Show all lines from the listing below that contain "sposo".

═══ Dataset content

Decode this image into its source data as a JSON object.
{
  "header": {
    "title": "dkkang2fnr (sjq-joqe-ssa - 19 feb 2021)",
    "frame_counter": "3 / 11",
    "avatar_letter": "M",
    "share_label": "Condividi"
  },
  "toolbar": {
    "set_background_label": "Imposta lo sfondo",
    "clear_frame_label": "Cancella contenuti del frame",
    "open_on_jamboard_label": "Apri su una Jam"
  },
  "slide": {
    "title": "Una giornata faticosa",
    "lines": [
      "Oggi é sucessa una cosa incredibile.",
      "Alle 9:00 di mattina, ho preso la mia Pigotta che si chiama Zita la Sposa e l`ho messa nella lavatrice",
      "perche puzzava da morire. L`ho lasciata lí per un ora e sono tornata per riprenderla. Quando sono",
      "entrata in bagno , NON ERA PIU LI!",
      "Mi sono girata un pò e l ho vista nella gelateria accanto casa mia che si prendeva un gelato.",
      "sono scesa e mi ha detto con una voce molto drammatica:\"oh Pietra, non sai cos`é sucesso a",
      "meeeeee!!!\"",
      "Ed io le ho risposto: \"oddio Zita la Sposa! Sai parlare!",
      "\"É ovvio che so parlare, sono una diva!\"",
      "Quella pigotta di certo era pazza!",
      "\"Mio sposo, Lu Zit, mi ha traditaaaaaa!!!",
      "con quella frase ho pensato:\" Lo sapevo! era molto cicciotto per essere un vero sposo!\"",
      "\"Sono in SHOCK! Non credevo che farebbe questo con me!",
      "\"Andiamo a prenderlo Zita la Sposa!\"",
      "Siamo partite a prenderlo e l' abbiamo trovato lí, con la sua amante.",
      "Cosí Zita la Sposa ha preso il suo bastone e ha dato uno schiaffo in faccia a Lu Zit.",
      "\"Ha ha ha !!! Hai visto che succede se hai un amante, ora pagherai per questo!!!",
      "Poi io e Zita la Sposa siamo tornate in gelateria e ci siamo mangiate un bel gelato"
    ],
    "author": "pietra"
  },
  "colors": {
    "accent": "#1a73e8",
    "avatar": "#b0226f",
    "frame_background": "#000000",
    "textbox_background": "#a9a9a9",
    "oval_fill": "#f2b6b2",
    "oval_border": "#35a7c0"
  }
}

══════

* The result *
      "\"Mio sposo, Lu Zit, mi ha traditaaaaaa!!!",
      "con quella frase ho pensato:\" Lo sapevo! era molto cicciotto per essere un vero sposo!\"",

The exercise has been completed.